# WHAT YOU ARE ASKED TO DO:
Rewrite the listing lines in the stretch from the line containing "detect and localize" through the line containing "17, 1429, 121]", changing "top-header" to "app-header" and leaving everything else as it is. Give back only those lines.

# DATA FOR PROCESSING:
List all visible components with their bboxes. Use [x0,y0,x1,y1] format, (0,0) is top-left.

---

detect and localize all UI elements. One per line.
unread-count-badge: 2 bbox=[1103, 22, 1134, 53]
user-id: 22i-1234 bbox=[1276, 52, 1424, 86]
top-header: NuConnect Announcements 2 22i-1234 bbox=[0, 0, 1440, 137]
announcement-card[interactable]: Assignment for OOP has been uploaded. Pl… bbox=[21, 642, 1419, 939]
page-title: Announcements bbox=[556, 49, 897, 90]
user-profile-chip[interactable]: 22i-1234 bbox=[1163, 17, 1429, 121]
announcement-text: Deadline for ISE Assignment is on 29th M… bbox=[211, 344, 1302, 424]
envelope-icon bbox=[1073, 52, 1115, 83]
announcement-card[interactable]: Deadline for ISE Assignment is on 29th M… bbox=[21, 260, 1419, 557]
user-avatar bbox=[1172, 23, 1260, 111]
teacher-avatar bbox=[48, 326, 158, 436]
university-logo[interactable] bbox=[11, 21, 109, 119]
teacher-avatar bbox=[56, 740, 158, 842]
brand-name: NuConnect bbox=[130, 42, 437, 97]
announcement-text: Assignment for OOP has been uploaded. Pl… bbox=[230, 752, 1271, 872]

# ANSWER:
detect and localize all UI elements. One per line.
unread-count-badge: 2 bbox=[1103, 22, 1134, 53]
user-id: 22i-1234 bbox=[1276, 52, 1424, 86]
app-header: NuConnect Announcements 2 22i-1234 bbox=[0, 0, 1440, 137]
announcement-card[interactable]: Assignment for OOP has been uploaded. Pl… bbox=[21, 642, 1419, 939]
page-title: Announcements bbox=[556, 49, 897, 90]
user-profile-chip[interactable]: 22i-1234 bbox=[1163, 17, 1429, 121]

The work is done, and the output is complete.